*** PASSAGE TO READ Section Begins ***

Corporations currently exploiting prison labor include Abbott Laboratories, AT&T, AutoZone, Bank of America, Bayer, Berkshire Hathaway, Cargill, Caterpillar, Chevron, the former Chrysler Group, Costco Wholesale, John Deere, Eddie Bauer, Eli Lilly, ExxonMobil, Fruit of the Loom, GEICO, GlaxoSmithKline, Glaxo Wellcome, Hoffmann-La Roche, International Paper, JanSport, Johnson & Johnson, Kmart, Koch Industries, Mary Kay, McDonald’s, Merck, Microsoft, Motorola, Nintendo, Pfizer, Procter & Gamble, Quaker Oats, Sarah Lee, Sears, Shell, Sprint, Starbucks, State Farm Insurance, United Airlines, UPS, Verizon, Victoria’s Secret, Wal-Mart and Wendy’s.
A prisoner in New Jersey makes, on average, $1.20 for eight hours of work, or about $28 a month. Those incarcerated in for-profit prisons earn as little as 17 cents an hour. Over a similar period, phone and commissary corporations have increased fees and charges often by more than 100 percent.
JPay is a corporation that deals in privatized money transfers to prisoners. It controls money transfers for about 70 percent of the prison population. The company charges families that put money into prisoners’ accounts additional service fees of as much as 45 percent.
Corporations, which have turned mass incarceration into a huge revenue stream and which have unchecked political and economic power, have no intention of diminishing their profits. And in a system where money has replaced the vote, where corporate lobbyists write legislation and the laws, where chronic unemployment and underemployment, along with inadequate public transportation, sever people in marginal communities from jobs, and where the courts are a wholly owned subsidiary of the corporate state, this demands a sustained, nationwide revolt.
The corporate state seeks to reduce all workers at home and abroad to the status of prison labor. Workers are to be so heavily controlled that organizing unions or resistance will become impossible. Benefits, pensions, overtime are to be abolished. Workers who are not slavishly submissive to the will of corporate power will be dismissed. There will be no sick days or paid vacations. No one will be able to challenge unsafe and physically difficult working conditions. And wages will be suppressed to keep workers in poverty. This is the goal of corporate power. The 1 million prisoners employed at substandard wages by corporations inside prisons are, in the eyes of our corporate masters, the ideal workers. And those Americans who ignore the plight of prison labor and refuse to organize against it will increasingly find prison working conditions replicated outside prison walls.
And, as in the wider society, while members of a tiny, oligarchic corporate elite each are paid tens or even hundreds of millions of dollars annually, the workers who generate these profits live in misery.

*** PASSAGE TO READ Section Ends ***
*** ENTRIES PROVIDED Section Begins ***

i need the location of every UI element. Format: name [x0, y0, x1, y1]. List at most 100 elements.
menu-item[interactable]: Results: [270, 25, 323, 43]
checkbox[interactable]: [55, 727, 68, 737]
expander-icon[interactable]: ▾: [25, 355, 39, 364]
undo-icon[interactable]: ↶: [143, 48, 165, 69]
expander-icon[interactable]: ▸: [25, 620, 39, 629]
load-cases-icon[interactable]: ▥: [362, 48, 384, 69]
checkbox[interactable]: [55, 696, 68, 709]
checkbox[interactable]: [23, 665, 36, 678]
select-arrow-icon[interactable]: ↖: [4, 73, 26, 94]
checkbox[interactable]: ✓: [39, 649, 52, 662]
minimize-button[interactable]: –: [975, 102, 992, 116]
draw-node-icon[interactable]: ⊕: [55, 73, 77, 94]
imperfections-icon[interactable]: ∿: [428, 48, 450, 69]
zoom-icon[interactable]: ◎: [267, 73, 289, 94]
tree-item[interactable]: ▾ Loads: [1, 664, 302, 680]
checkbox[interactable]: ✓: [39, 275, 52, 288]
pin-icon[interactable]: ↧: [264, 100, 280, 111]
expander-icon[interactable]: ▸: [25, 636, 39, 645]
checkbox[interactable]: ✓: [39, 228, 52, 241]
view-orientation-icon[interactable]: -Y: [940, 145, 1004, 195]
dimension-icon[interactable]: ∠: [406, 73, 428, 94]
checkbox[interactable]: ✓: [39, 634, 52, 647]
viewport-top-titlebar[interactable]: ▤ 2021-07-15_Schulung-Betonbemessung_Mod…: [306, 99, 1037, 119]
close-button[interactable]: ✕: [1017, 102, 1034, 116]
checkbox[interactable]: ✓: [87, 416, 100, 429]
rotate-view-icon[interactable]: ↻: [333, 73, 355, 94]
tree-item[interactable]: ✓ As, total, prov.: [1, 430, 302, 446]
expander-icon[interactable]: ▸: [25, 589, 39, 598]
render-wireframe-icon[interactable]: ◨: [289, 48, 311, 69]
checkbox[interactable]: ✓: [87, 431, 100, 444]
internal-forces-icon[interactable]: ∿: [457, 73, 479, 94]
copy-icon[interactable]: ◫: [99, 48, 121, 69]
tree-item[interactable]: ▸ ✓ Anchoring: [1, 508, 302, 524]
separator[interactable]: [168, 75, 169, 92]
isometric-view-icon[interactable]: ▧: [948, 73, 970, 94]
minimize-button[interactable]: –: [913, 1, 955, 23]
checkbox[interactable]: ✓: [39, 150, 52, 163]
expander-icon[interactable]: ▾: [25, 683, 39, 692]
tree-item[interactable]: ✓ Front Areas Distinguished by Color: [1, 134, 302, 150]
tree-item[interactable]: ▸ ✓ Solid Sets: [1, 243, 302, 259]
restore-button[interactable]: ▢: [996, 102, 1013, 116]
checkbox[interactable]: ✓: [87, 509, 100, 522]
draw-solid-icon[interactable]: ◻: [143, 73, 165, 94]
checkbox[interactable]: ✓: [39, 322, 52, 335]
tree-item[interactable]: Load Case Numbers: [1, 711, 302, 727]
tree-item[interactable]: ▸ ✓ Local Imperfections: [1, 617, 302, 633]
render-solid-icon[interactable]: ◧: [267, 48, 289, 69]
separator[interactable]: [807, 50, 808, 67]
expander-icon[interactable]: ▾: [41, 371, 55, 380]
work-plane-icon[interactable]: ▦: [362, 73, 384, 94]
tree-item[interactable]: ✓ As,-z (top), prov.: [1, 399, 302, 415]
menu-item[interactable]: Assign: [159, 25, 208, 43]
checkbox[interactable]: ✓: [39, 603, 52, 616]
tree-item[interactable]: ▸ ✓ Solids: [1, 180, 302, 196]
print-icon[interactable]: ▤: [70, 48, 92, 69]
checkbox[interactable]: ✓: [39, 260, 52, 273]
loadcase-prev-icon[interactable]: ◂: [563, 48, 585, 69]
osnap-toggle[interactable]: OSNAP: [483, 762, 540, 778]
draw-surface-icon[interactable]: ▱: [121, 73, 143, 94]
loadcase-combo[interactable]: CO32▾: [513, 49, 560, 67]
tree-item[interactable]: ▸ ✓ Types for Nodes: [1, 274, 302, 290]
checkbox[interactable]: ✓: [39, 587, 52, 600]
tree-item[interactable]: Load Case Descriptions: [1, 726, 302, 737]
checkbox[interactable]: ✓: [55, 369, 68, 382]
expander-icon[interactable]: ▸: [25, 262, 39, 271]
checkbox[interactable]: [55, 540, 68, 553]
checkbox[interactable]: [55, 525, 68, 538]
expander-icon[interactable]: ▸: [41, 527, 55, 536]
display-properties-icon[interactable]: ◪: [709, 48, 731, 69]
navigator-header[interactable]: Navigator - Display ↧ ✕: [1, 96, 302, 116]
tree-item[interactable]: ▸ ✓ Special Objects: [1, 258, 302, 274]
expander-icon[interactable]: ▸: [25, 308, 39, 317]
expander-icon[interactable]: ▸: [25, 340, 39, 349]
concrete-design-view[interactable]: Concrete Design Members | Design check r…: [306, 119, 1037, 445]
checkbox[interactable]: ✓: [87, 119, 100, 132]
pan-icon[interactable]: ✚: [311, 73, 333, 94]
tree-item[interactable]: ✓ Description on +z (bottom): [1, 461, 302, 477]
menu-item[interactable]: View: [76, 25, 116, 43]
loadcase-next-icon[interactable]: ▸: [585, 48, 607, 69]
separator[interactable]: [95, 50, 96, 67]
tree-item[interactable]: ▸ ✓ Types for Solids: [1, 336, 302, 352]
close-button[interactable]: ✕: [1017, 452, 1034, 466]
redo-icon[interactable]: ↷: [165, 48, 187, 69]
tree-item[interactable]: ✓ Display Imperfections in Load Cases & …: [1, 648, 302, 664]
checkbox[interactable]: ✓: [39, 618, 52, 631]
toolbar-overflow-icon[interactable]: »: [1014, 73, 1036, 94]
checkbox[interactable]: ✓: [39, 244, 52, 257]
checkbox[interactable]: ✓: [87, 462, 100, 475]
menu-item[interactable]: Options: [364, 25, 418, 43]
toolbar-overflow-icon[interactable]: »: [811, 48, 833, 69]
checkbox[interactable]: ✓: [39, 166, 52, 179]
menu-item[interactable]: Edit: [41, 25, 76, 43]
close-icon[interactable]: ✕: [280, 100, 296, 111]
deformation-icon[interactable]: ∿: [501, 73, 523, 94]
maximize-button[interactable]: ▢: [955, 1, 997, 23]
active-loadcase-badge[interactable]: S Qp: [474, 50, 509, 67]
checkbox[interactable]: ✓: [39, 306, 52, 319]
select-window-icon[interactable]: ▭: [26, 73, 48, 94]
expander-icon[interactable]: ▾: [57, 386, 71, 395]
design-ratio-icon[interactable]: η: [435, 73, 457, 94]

*** ENTRIES PROVIDED Section Ends ***

_ASSIGNMENT_
In the passage on prison labor, what share of the prison population's money transfers does JPay control?

_RESULT_
About 70 percent.